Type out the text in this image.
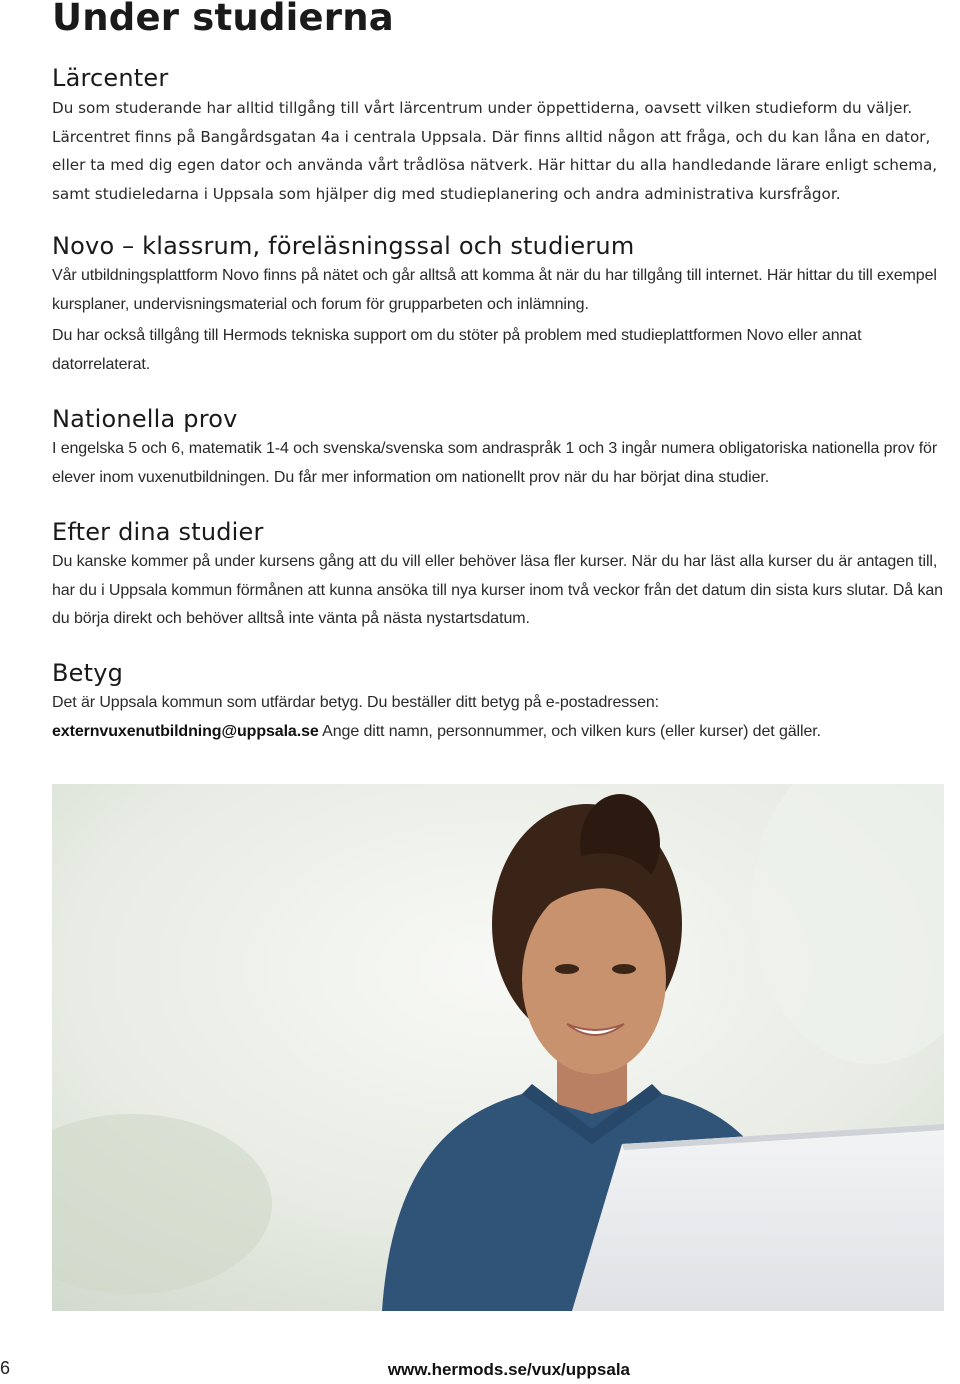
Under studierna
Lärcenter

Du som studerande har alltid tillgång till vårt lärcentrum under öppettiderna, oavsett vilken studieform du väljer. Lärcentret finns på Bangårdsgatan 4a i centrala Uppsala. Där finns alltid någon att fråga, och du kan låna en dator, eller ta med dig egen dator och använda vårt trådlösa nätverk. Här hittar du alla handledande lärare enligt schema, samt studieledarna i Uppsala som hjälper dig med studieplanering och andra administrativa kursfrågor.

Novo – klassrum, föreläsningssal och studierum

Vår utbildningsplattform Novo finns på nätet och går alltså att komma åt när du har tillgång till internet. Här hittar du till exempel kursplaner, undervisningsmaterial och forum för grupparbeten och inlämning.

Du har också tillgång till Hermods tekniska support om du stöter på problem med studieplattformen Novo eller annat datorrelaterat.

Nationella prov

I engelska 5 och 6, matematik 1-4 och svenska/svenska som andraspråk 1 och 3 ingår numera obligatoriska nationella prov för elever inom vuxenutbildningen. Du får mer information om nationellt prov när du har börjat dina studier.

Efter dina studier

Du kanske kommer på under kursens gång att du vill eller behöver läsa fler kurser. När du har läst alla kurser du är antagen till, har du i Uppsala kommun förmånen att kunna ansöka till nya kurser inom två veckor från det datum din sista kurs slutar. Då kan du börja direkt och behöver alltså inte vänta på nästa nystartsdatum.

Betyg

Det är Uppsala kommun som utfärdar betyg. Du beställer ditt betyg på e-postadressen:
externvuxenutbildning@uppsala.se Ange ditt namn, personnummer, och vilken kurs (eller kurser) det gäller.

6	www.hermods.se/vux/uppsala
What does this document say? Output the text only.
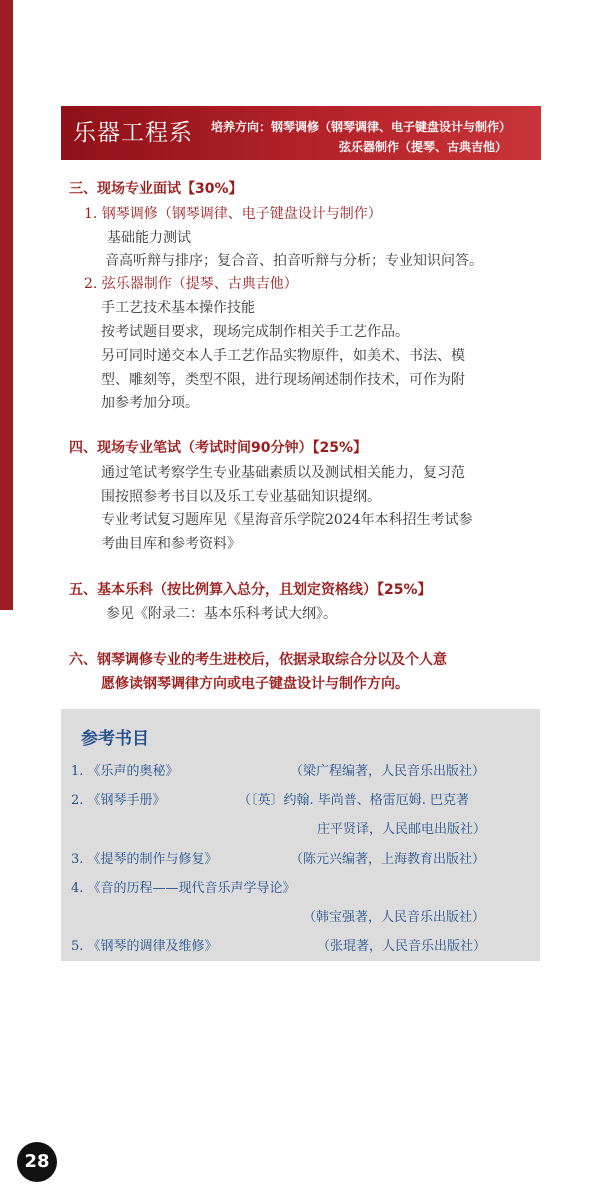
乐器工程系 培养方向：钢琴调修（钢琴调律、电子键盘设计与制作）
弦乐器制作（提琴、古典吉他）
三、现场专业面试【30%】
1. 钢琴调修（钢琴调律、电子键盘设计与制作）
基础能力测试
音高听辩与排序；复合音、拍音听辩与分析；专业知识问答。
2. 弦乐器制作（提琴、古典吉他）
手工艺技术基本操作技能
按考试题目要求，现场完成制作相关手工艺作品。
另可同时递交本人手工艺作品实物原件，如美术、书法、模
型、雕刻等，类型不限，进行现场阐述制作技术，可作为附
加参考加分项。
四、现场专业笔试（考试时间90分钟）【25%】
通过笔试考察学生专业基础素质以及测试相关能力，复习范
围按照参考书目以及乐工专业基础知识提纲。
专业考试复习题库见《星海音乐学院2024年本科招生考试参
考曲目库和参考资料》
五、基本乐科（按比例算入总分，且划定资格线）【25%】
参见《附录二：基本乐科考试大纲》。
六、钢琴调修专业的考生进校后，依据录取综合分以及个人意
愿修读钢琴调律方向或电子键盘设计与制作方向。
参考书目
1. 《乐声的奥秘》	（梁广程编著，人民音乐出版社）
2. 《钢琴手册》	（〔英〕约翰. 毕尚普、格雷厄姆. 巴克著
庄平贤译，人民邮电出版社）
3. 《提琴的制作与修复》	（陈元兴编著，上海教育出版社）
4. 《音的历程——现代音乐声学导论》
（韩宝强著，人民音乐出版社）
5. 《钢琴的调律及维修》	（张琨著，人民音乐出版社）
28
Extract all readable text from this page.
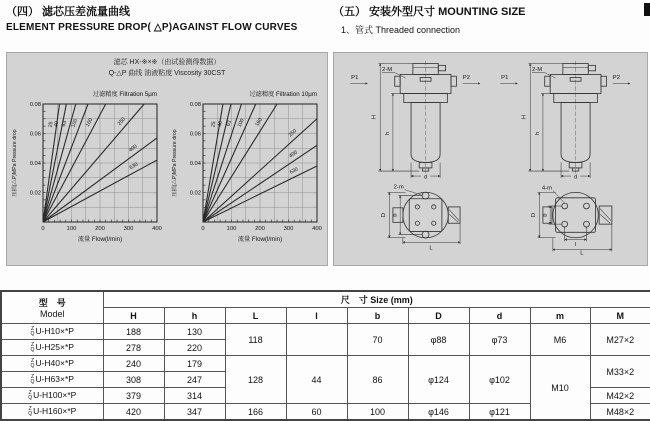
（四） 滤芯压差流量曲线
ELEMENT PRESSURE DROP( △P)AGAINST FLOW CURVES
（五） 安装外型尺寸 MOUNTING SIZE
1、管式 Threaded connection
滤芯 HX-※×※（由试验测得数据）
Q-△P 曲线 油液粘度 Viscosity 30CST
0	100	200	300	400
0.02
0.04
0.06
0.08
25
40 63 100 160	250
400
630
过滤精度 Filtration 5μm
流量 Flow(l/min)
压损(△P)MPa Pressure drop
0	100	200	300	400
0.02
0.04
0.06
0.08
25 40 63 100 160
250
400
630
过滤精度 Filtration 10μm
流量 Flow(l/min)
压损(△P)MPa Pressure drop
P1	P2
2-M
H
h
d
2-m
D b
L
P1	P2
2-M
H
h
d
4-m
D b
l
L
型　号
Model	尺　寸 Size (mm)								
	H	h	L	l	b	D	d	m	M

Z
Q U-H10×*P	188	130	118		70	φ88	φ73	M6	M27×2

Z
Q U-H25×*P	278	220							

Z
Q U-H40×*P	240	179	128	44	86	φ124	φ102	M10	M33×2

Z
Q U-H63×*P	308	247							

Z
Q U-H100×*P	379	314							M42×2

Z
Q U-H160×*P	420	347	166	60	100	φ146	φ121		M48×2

*Written exercise*.
Leave out the pictures, and extract exactly the lines from the one with "Extract all readable text from this page." through the end of the records, both ends included.

*Finished exercise*.
Extract all readable text from this page.
（四） 滤芯压差流量曲线
ELEMENT PRESSURE DROP( △P)AGAINST FLOW CURVES
（五） 安装外型尺寸 MOUNTING SIZE
1、管式 Threaded connection
滤芯 HX-※×※（由试验测得数据）
Q-△P 曲线 油液粘度 Viscosity 30CST
0	100	200	300	400
0.02
0.04
0.06
0.08
25
40 63 100 160	250
400
630
过滤精度 Filtration 5μm
流量 Flow(l/min)
压损(△P)MPa Pressure drop
0	100	200	300	400
0.02
0.04
0.06
0.08
25 40 63 100 160
250
400
630
过滤精度 Filtration 10μm
流量 Flow(l/min)
压损(△P)MPa Pressure drop
P1	P2
2-M
H
h
d
2-m
D b
L
P1	P2
2-M
H
h
d
4-m
D b
l
L
型　号
Model	尺　寸 Size (mm)								
	H	h	L	l	b	D	d	m	M

Z
Q U-H10×*P	188	130	118		70	φ88	φ73	M6	M27×2

Z
Q U-H25×*P	278	220							

Z
Q U-H40×*P	240	179	128	44	86	φ124	φ102	M10	M33×2

Z
Q U-H63×*P	308	247							

Z
Q U-H100×*P	379	314							M42×2

Z
Q U-H160×*P	420	347	166	60	100	φ146	φ121		M48×2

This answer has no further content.